Extracted records
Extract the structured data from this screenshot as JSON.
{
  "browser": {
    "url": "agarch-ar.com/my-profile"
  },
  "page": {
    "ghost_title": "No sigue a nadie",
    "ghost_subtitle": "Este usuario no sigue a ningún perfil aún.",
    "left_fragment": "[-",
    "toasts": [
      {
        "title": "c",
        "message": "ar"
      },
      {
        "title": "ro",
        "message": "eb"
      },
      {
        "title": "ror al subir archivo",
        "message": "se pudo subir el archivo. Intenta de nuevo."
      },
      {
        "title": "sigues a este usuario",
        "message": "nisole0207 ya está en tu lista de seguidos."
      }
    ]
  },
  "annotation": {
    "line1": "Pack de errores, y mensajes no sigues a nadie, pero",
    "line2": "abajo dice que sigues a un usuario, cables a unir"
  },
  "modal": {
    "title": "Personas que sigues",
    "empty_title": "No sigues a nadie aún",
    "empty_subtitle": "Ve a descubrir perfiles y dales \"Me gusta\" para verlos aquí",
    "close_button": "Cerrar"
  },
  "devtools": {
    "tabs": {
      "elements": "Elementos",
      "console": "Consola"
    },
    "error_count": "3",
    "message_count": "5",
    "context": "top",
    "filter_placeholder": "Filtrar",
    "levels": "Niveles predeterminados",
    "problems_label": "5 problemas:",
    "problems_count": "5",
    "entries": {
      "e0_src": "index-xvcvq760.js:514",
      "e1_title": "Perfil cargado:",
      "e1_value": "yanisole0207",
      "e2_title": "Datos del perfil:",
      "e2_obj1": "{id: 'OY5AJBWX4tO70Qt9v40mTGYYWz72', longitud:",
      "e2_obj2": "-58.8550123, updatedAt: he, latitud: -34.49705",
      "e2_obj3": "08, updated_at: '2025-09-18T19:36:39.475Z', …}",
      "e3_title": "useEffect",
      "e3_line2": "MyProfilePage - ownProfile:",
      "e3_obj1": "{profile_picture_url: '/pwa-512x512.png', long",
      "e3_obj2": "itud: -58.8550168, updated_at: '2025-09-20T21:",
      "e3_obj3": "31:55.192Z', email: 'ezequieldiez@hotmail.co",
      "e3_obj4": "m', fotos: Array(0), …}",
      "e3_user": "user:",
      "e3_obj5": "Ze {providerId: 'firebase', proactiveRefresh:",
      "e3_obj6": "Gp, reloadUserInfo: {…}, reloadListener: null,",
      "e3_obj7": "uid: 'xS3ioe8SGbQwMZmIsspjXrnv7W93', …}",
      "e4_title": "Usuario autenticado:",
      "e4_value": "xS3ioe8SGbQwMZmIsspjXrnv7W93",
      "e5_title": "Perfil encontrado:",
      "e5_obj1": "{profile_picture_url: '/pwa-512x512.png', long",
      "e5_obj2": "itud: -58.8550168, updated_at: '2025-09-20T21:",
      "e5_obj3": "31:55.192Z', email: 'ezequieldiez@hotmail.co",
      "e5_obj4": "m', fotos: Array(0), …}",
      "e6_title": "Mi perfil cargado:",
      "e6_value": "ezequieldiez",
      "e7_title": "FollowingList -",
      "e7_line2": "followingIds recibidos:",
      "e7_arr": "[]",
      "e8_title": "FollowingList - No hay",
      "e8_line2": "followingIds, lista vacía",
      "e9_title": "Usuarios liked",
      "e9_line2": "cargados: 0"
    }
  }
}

_WORK TO BE COMPLETED_. Read through the data and copy every line where "FollowingList" shows up.

_RESPONSE FOR THIS EXERCISE_.
      "e7_title": "FollowingList -",
      "e8_title": "FollowingList - No hay",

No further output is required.